-- start Records shown --

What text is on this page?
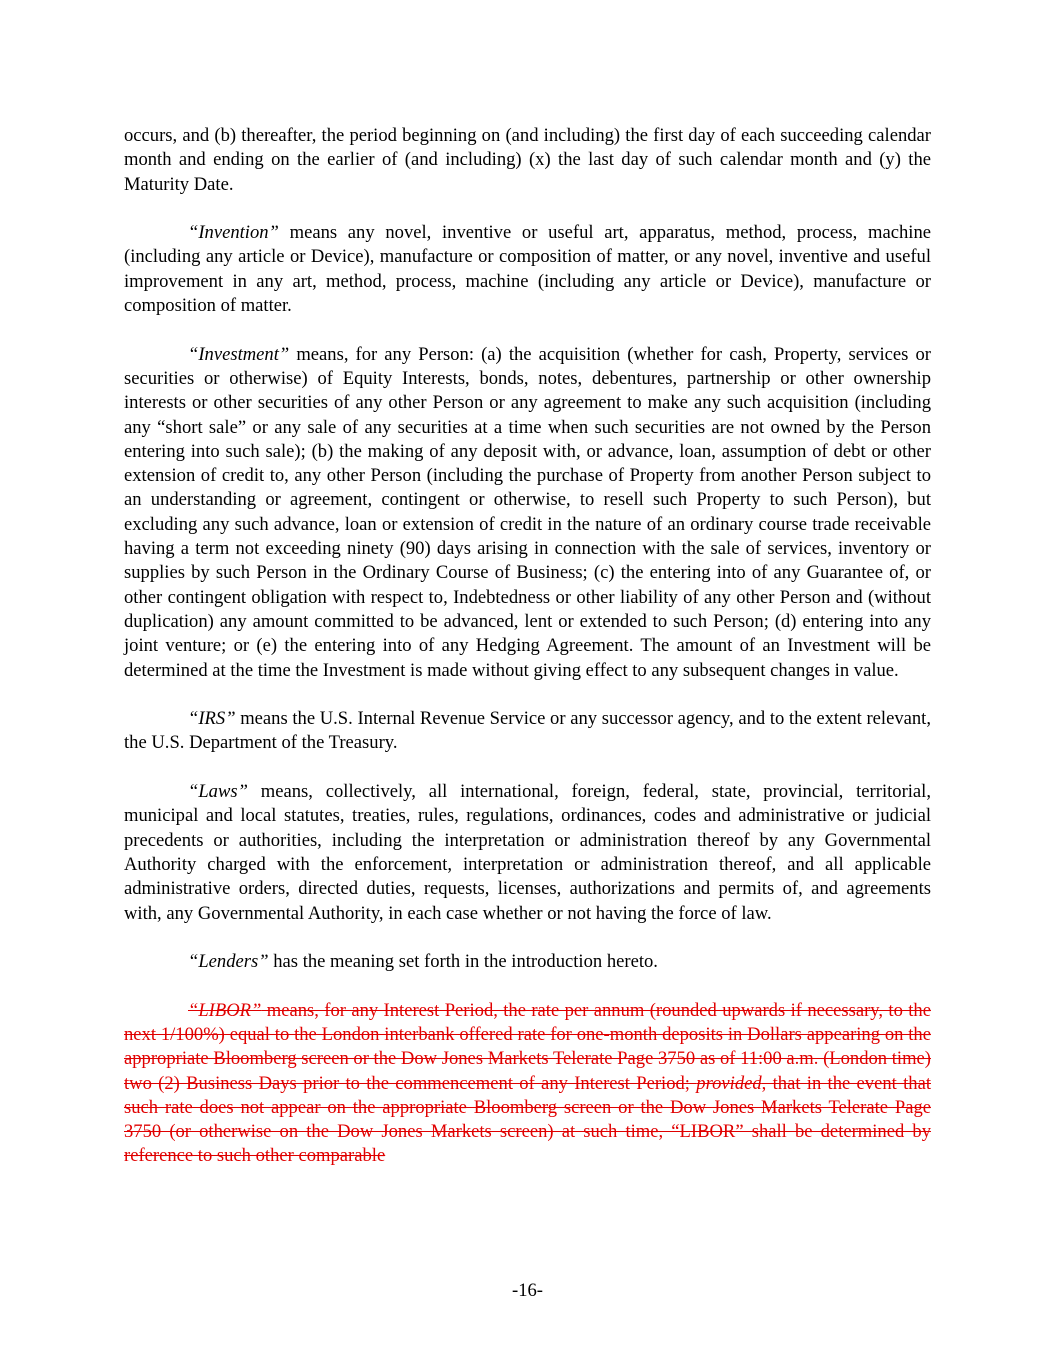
occurs, and (b) thereafter, the period beginning on (and including) the first day of each succeeding calendar month and ending on the earlier of (and including) (x) the last day of such calendar month and (y) the Maturity Date.

“Invention” means any novel, inventive or useful art, apparatus, method, process, machine (including any article or Device), manufacture or composition of matter, or any novel, inventive and useful improvement in any art, method, process, machine (including any article or Device), manufacture or composition of matter.

“Investment” means, for any Person: (a) the acquisition (whether for cash, Property, services or securities or otherwise) of Equity Interests, bonds, notes, debentures, partnership or other ownership interests or other securities of any other Person or any agreement to make any such acquisition (including any “short sale” or any sale of any securities at a time when such securities are not owned by the Person entering into such sale); (b) the making of any deposit with, or advance, loan, assumption of debt or other extension of credit to, any other Person (including the purchase of Property from another Person subject to an understanding or agreement, contingent or otherwise, to resell such Property to such Person), but excluding any such advance, loan or extension of credit in the nature of an ordinary course trade receivable having a term not exceeding ninety (90) days arising in connection with the sale of services, inventory or supplies by such Person in the Ordinary Course of Business; (c) the entering into of any Guarantee of, or other contingent obligation with respect to, Indebtedness or other liability of any other Person and (without duplication) any amount committed to be advanced, lent or extended to such Person; (d) entering into any joint venture; or (e) the entering into of any Hedging Agreement. The amount of an Investment will be determined at the time the Investment is made without giving effect to any subsequent changes in value.

“IRS” means the U.S. Internal Revenue Service or any successor agency, and to the extent relevant, the U.S. Department of the Treasury.

“Laws” means, collectively, all international, foreign, federal, state, provincial, territorial, municipal and local statutes, treaties, rules, regulations, ordinances, codes and administrative or judicial precedents or authorities, including the interpretation or administration thereof by any Governmental Authority charged with the enforcement, interpretation or administration thereof, and all applicable administrative orders, directed duties, requests, licenses, authorizations and permits of, and agreements with, any Governmental Authority, in each case whether or not having the force of law.

“Lenders” has the meaning set forth in the introduction hereto.

“LIBOR” means, for any Interest Period, the rate per annum (rounded upwards if necessary, to the next 1/100%) equal to the London interbank offered rate for one-month deposits in Dollars appearing on the appropriate Bloomberg screen or the Dow Jones Markets Telerate Page 3750 as of 11:00 a.m. (London time) two (2) Business Days prior to the commencement of any Interest Period; provided, that in the event that such rate does not appear on the appropriate Bloomberg screen or the Dow Jones Markets Telerate Page 3750 (or otherwise on the Dow Jones Markets screen) at such time, “LIBOR” shall be determined by reference to such other comparable

-16-
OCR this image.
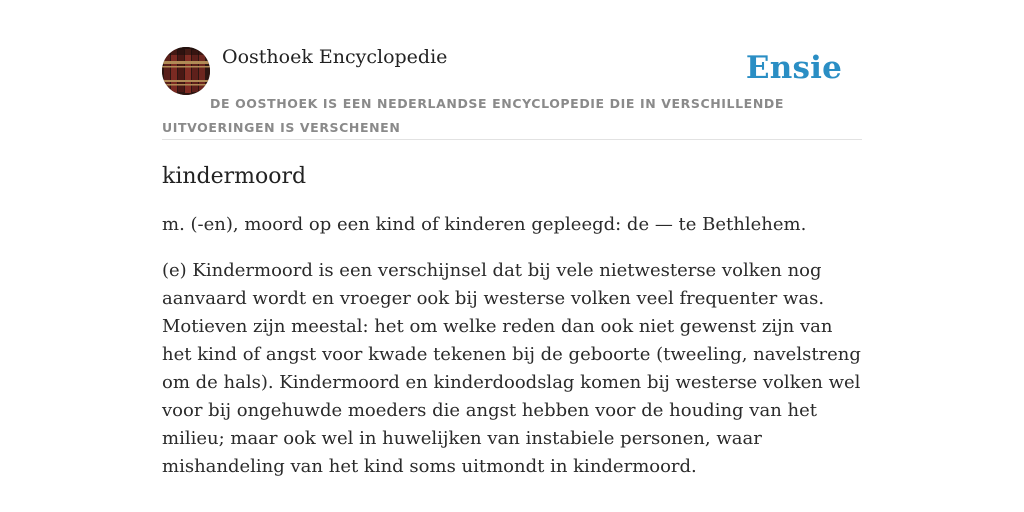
Oosthoek Encyclopedie	Ensie
DE OOSTHOEK IS EEN NEDERLANDSE ENCYCLOPEDIE DIE IN VERSCHILLENDE UITVOERINGEN IS VERSCHENEN
kindermoord

m. (-en), moord op een kind of kinderen gepleegd: de — te Bethlehem.

(e) Kindermoord is een verschijnsel dat bij vele nietwesterse volken nog aanvaard wordt en vroeger ook bij westerse volken veel frequenter was. Motieven zijn meestal: het om welke reden dan ook niet gewenst zijn van het kind of angst voor kwade tekenen bij de geboorte (tweeling, navelstreng om de hals). Kindermoord en kinderdoodslag komen bij westerse volken wel voor bij ongehuwde moeders die angst hebben voor de houding van het milieu; maar ook wel in huwelijken van instabiele personen, waar mishandeling van het kind soms uitmondt in kindermoord.
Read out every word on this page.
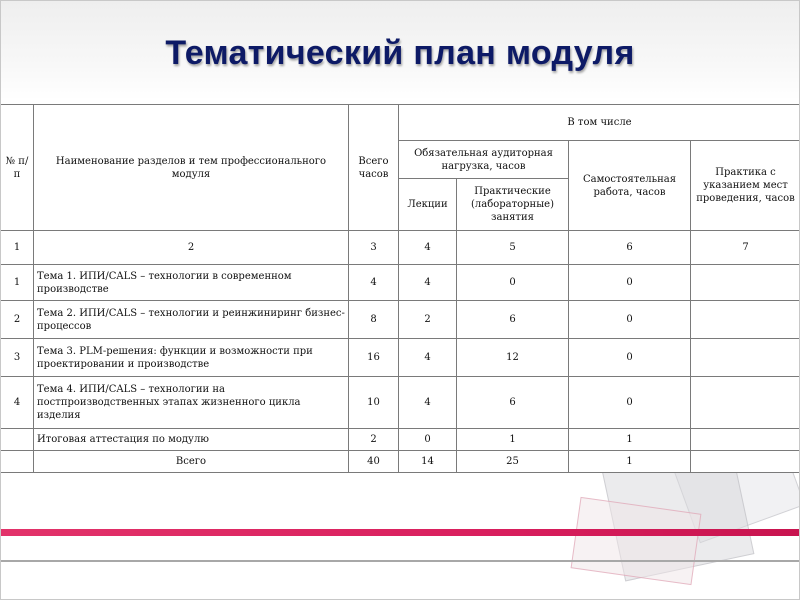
Тематический план модуля
№ п/п	Наименование разделов и тем профессионального модуля	Всего часов	В том числе			
			Обязательная аудиторная нагрузка, часов		Самостоятельная работа, часов	Практика с указанием мест проведения, часов
			Лекции	Практические (лабораторные) занятия		
1	2	3	4	5	6	7
1	Тема 1. ИПИ/CALS – технологии в современном производстве	4	4	0	0	
2	Тема 2. ИПИ/CALS – технологии и реинжиниринг бизнес-процессов	8	2	6	0	
3	Тема 3. PLM-решения: функции и возможности при проектировании и производстве	16	4	12	0	
4	Тема 4. ИПИ/CALS – технологии на постпроизводственных этапах жизненного цикла изделия	10	4	6	0	
	Итоговая аттестация по модулю	2	0	1	1	
	Всего	40	14	25	1	
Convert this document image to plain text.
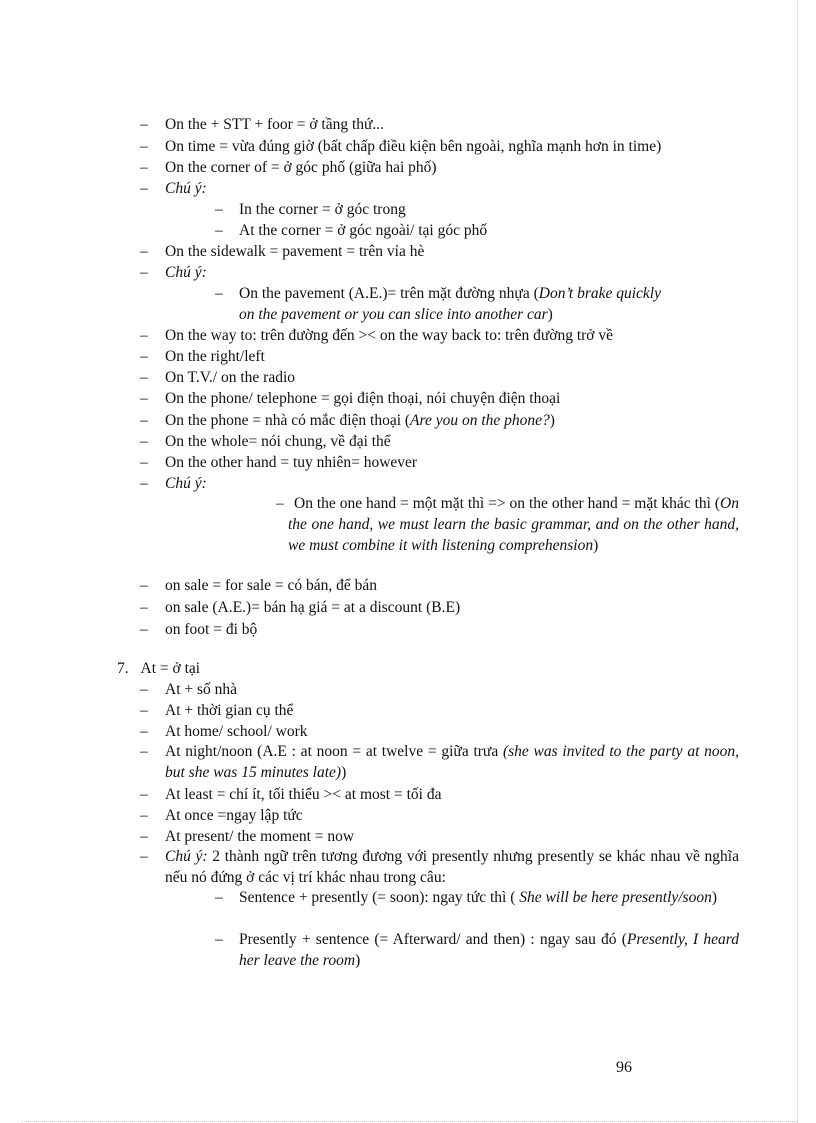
– On the + STT + foor = ở tầng thứ...
– On time = vừa đúng giờ (bất chấp điều kiện bên ngoài, nghĩa mạnh hơn in time)
– On the corner of = ở góc phố (giữa hai phố)
– Chú ý:
– In the corner = ở góc trong
– At the corner = ở góc ngoài/ tại góc phố
– On the sidewalk = pavement = trên vỉa hè
– Chú ý:
– On the pavement (A.E.)= trên mặt đường nhựa (Don’t brake quickly
on the pavement or you can slice into another car)
– On the way to: trên đường đến >< on the way back to: trên đường trở về
– On the right/left
– On T.V./ on the radio
– On the phone/ telephone = gọi điện thoại, nói chuyện điện thoại
– On the phone = nhà có mắc điện thoại (Are you on the phone?)
– On the whole= nói chung, về đại thể
– On the other hand = tuy nhiên= however
– Chú ý:
– On the one hand = một mặt thì => on the other hand = mặt khác thì (On the one hand, we must learn the basic grammar, and on the other hand, we must combine it with listening comprehension)
– on sale = for sale = có bán, để bán
– on sale (A.E.)= bán hạ giá = at a discount (B.E)
– on foot = đi bộ
7. At = ở tại
– At + số nhà
– At + thời gian cụ thể
– At home/ school/ work
– At night/noon (A.E : at noon = at twelve = giữa trưa (she was invited to the party at noon, but she was 15 minutes late))
– At least = chí ít, tối thiểu >< at most = tối đa
– At once =ngay lập tức
– At present/ the moment = now
– Chú ý: 2 thành ngữ trên tương đương với presently nhưng presently se khác nhau về nghĩa nếu nó đứng ở các vị trí khác nhau trong câu:
– Sentence + presently (= soon): ngay tức thì ( She will be here presently/soon)
– Presently + sentence (= Afterward/ and then) : ngay sau đó (Presently, I heard her leave the room)
96
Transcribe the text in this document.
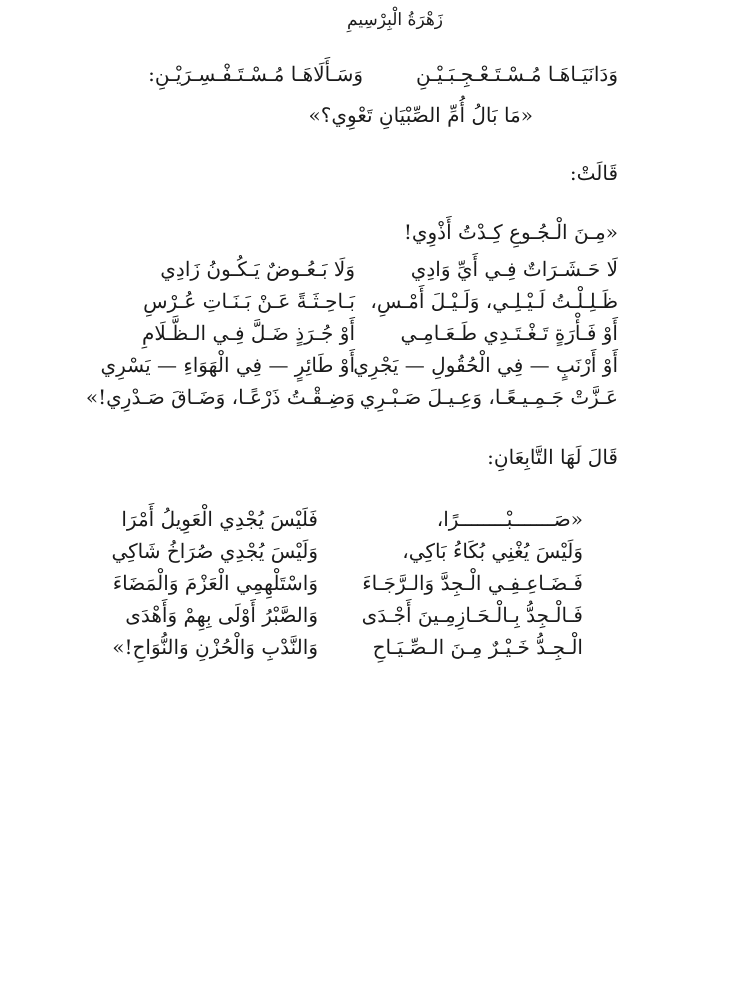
زَهْرَةُ الْبِرْسِيمِ
وَدَانَيَـاهَـا مُـسْـتَـعْـجِـبَـيْـنِ
وَسَـأَلَاهَـا مُـسْـتَـفْـسِـرَيْـنِ:
«مَا بَالُ أُمِّ الصِّبْيَانِ تَعْوِي؟»
قَالَتْ:
«مِـنَ الْـجُـوعِ كِـدْتُ أَذْوِي!
لَا حَـشَـرَاتٌ فِـي أَيِّ وَادِي
وَلَا بَـعُـوضٌ يَـكُـونُ زَادِي
ظَـلِـلْـتُ لَـيْـلِـي، وَلَـيْـلَ أَمْـسِ،
بَـاحِـثَـةً عَـنْ بَـنَـاتِ عُـرْسِ
أَوْ فَـأْرَةٍ تَـغْـتَـدِي طَـعَـامِـي
أَوْ جُـرَذٍ ضَـلَّ فِـي الـظَّـلَامِ
أَوْ أَرْنَبٍ — فِي الْحُقُولِ — يَجْرِي
أَوْ طَائِرٍ — فِي الْهَوَاءِ — يَسْرِي
عَـزَّتْ جَـمِـيـعًـا، وَعِـيـلَ صَـبْـرِي
وَضِـقْـتُ ذَرْعًـا، وَضَـاقَ صَـدْرِي!»
قَالَ لَهَا التَّابِعَانِ:
«صَـــــــبْــــــــرًا،
فَلَيْسَ يُجْدِي الْعَوِيلُ أَمْرَا
وَلَيْسَ يُغْنِي بُكَاءُ بَاكِي،
وَلَيْسَ يُجْدِي صُرَاخُ شَاكِي
فَـضَـاعِـفِـي الْـجِدَّ وَالـرَّجَـاءَ
وَاسْتَلْهِمِي الْعَزْمَ وَالْمَضَاءَ
فَـالْـجِدُّ بِـالْـحَـازِمِـينَ أَجْـدَى
وَالصَّبْرُ أَوْلَى بِهِمْ وَأَهْدَى
الْـجِـدُّ خَـيْـرٌ مِـنَ الـصِّـيَـاحِ
وَالنَّدْبِ وَالْحُزْنِ وَالنُّوَاحِ!»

-- end Records shown --

### Given exercise
Scan the data above and copy every line with "модуля" in it.

### Answer to the problem
Тематический план модуля
№ п/п	Наименование разделов и тем профессионального модуля	Всего часов	В том числе			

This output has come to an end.